Extrait du texte:
16 Cette interprétation ne saurait être infirmée par le fait que, ainsi que la Cour l'a jugé dans l'arrêt Bulthuis-Griffioen, précité, points 18 et 19, les conditions spécifiques qui concernent la qualité ou l'identité de l'opérateur économique effectuant des opérations exonérées sont d'interprétation stricte.

17 En effet, les termes «établissement» et «organisme» sont en principe suffisamment larges pour inclure également des personnes physiques. Au demeurant, il convient de constater qu'aucune des versions linguistiques de l'article 13, A, de la sixième directive ne comporte l'expression «personne morale», laquelle aurait été claire et dépourvue d'ambiguïté, aux lieu et place des termes susmentionnés. Cette circonstance milite en faveur du fait que, en utilisant ceux-ci, le législateur communautaire n'avait pas l'intention de limiter le bénéfice des exonérations visées à ladite disposition aux seules opérations réalisées par des personnes morales, mais a entendu étendre le champ d'application de ces exonérations aux opérations effectuées par des particuliers.

Données enregistrées:

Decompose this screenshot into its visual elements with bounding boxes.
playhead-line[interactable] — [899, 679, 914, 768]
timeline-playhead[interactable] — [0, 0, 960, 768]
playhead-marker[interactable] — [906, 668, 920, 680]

Travail demandé:
(1) Recopiez à l'identique le passage de l'extrait du texte qui commence par «17 En effet, les» et se poursuit jusqu'à «par des particuliers.».
(2) D'après l'extrait du texte, quelle expression ne figure dans aucune des versions linguistiques de l'article 13, A, de la sixième directive ?

Réponses:
(1)
17 En effet, les termes «établissement» et «organisme» sont en principe suffisamment larges pour inclure également des personnes physiques. Au demeurant, il convient de constater qu'aucune des versions linguistiques de l'article 13, A, de la sixième directive ne comporte l'expression «personne morale», laquelle aurait été claire et dépourvue d'ambiguïté, aux lieu et place des termes susmentionnés. Cette circonstance milite en faveur du fait que, en utilisant ceux-ci, le législateur communautaire n'avait pas l'intention de limiter le bénéfice des exonérations visées à ladite disposition aux seules opérations réalisées par des personnes morales, mais a entendu étendre le champ d'application de ces exonérations aux opérations effectuées par des particuliers.

(2) L'expression «personne morale».